-- begin --
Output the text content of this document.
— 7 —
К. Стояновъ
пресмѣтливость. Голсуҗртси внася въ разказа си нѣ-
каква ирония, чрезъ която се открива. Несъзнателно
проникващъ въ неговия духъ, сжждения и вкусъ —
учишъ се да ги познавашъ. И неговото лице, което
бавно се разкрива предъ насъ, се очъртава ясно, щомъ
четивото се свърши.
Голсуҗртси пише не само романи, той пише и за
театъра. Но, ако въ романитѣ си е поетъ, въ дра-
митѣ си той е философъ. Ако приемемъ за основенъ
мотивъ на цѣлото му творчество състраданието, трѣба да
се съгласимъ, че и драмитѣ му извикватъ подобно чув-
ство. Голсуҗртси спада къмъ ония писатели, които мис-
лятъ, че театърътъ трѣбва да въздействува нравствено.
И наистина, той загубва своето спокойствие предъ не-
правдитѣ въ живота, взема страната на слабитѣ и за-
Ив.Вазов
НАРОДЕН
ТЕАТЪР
-- end --
*DIRECTIVE:* Each line of the material must be restated exactly.

*FINISHED EXERCISE:*
Output the text content of this document.
— 7 —
К. Стояновъ
пресмѣтливость. Голсуҗртси внася въ разказа си нѣ-
каква ирония, чрезъ която се открива. Несъзнателно
проникващъ въ неговия духъ, сжждения и вкусъ —
учишъ се да ги познавашъ. И неговото лице, което
бавно се разкрива предъ насъ, се очъртава ясно, щомъ
четивото се свърши.
Голсуҗртси пише не само романи, той пише и за
театъра. Но, ако въ романитѣ си е поетъ, въ дра-
митѣ си той е философъ. Ако приемемъ за основенъ
мотивъ на цѣлото му творчество състраданието, трѣба да
се съгласимъ, че и драмитѣ му извикватъ подобно чув-
ство. Голсуҗртси спада къмъ ония писатели, които мис-
лятъ, че театърътъ трѣбва да въздействува нравствено.
И наистина, той загубва своето спокойствие предъ не-
правдитѣ въ живота, взема страната на слабитѣ и за-
Ив.Вазов
НАРОДЕН
ТЕАТЪР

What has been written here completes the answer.